═══ RECORDS FOR THIS TASK ═══

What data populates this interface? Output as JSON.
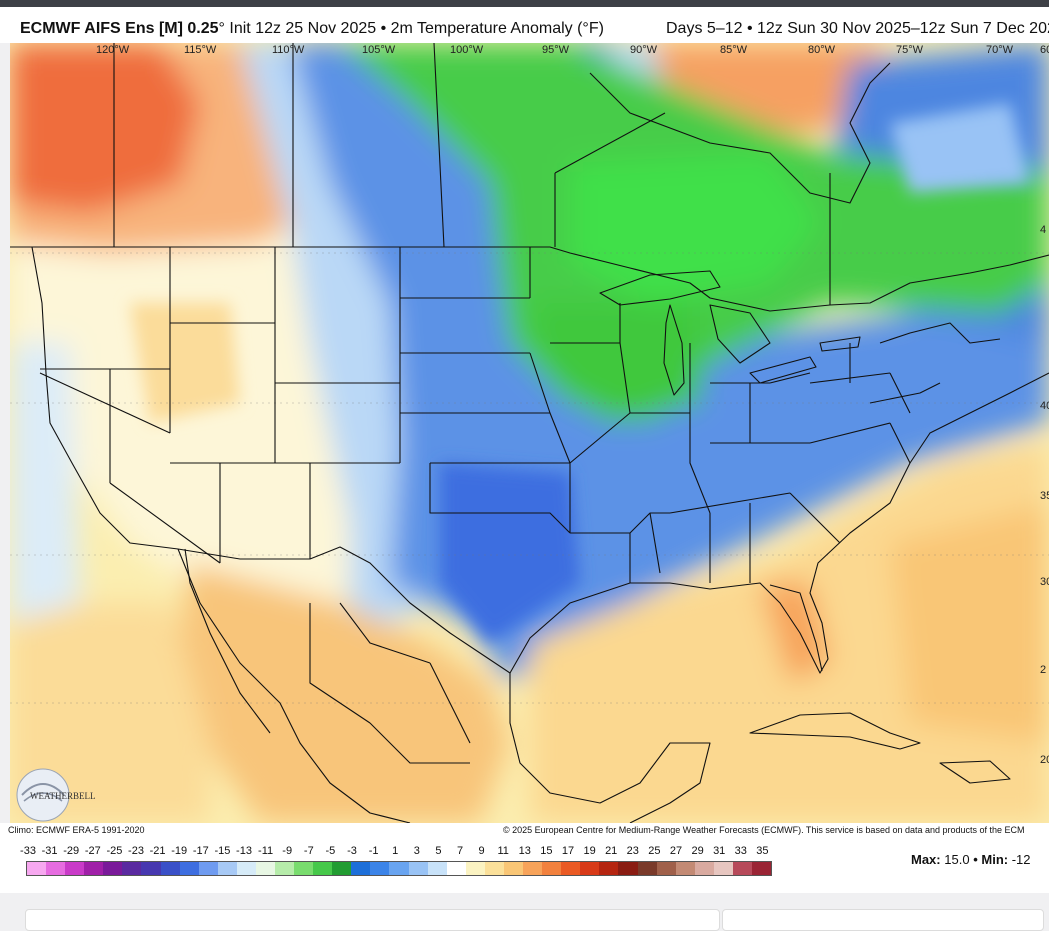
{
  "header": {
    "model": "ECMWF AIFS Ens [M] 0.25",
    "init": "° Init 12z 25 Nov 2025 • 2m Temperature Anomaly (°F)",
    "period": "Days 5–12 • 12z Sun 30 Nov 2025–12z Sun 7 Dec 202"
  },
  "map": {
    "longitude_labels": [
      "120°W",
      "115°W",
      "110°W",
      "105°W",
      "100°W",
      "95°W",
      "90°W",
      "85°W",
      "80°W",
      "75°W",
      "70°W",
      "60"
    ],
    "latitude_labels": [
      "4",
      "40",
      "35",
      "30",
      "2",
      "20"
    ],
    "logo_text": "WEATHERBELL",
    "regions": {
      "cold_core": "central and southern plains (blue)",
      "coldest": "Upper Midwest / Great Lakes / Canada (green)",
      "warm": "western Canada, Hudson Bay, Mexico, Gulf & Atlantic (orange/yellow)"
    }
  },
  "footer": {
    "climo": "Climo: ECMWF ERA-5 1991-2020",
    "copyright": "© 2025 European Centre for Medium-Range Weather Forecasts (ECMWF). This service is based on data and products of the ECM",
    "scale_ticks": [
      "-33",
      "-31",
      "-29",
      "-27",
      "-25",
      "-23",
      "-21",
      "-19",
      "-17",
      "-15",
      "-13",
      "-11",
      "-9",
      "-7",
      "-5",
      "-3",
      "-1",
      "1",
      "3",
      "5",
      "7",
      "9",
      "11",
      "13",
      "15",
      "17",
      "19",
      "21",
      "23",
      "25",
      "27",
      "29",
      "31",
      "33",
      "35"
    ],
    "max_label": "Max:",
    "max_value": "15.0",
    "separator": "•",
    "min_label": "Min:",
    "min_value": "-12"
  },
  "colorbar_colors": [
    "#f7a8f0",
    "#e66ce0",
    "#c93bc8",
    "#a020a8",
    "#7a1a9a",
    "#5a2aa0",
    "#4738b0",
    "#3a50c8",
    "#3e6ee0",
    "#6f9bf0",
    "#a7c9f5",
    "#d6ebf8",
    "#e8f7e4",
    "#b6ecaa",
    "#79dc6e",
    "#46c84a",
    "#229c32",
    "#1d6fd9",
    "#3c84e8",
    "#69a4f0",
    "#99c3f5",
    "#c8e2f9",
    "#ffffff",
    "#fbf3c2",
    "#fbe09a",
    "#f9c676",
    "#f7a35a",
    "#f2813e",
    "#ea5a24",
    "#d83a18",
    "#b52510",
    "#8a1c12",
    "#7a3a2a",
    "#a0604a",
    "#c38a74",
    "#d9aaa0",
    "#e7c6c0",
    "#b74a5a",
    "#9a2434"
  ]
}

═══

## WHAT IS ASKED
Pull every line containing "data" from the material above.

## ANSWER BELOW
What data populates this interface? Output as JSON.
    "copyright": "© 2025 European Centre for Medium-Range Weather Forecasts (ECMWF). This service is based on data and products of the ECM",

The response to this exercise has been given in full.